-- What the exercise asks --
Reproduce the material in full, unchanged.

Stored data
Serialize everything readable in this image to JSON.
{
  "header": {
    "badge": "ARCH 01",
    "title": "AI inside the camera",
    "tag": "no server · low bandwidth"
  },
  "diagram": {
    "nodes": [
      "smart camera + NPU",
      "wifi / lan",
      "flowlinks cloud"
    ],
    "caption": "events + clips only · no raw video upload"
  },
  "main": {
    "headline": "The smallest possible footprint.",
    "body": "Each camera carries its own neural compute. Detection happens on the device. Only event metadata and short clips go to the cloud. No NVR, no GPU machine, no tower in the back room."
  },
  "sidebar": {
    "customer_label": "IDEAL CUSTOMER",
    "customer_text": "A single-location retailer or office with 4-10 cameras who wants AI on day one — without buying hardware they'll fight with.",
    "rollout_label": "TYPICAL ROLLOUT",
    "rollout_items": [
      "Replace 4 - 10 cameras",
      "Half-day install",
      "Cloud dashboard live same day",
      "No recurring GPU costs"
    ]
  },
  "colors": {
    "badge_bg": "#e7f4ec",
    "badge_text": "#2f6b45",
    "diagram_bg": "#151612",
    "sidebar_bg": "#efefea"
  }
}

-- Result below --
Serialize everything readable in this image to JSON.
{
  "header": {
    "badge": "ARCH 01",
    "title": "AI inside the camera",
    "tag": "no server · low bandwidth"
  },
  "diagram": {
    "nodes": [
      "smart camera + NPU",
      "wifi / lan",
      "flowlinks cloud"
    ],
    "caption": "events + clips only · no raw video upload"
  },
  "main": {
    "headline": "The smallest possible footprint.",
    "body": "Each camera carries its own neural compute. Detection happens on the device. Only event metadata and short clips go to the cloud. No NVR, no GPU machine, no tower in the back room."
  },
  "sidebar": {
    "customer_label": "IDEAL CUSTOMER",
    "customer_text": "A single-location retailer or office with 4-10 cameras who wants AI on day one — without buying hardware they'll fight with.",
    "rollout_label": "TYPICAL ROLLOUT",
    "rollout_items": [
      "Replace 4 - 10 cameras",
      "Half-day install",
      "Cloud dashboard live same day",
      "No recurring GPU costs"
    ]
  },
  "colors": {
    "badge_bg": "#e7f4ec",
    "badge_text": "#2f6b45",
    "diagram_bg": "#151612",
    "sidebar_bg": "#efefea"
  }
}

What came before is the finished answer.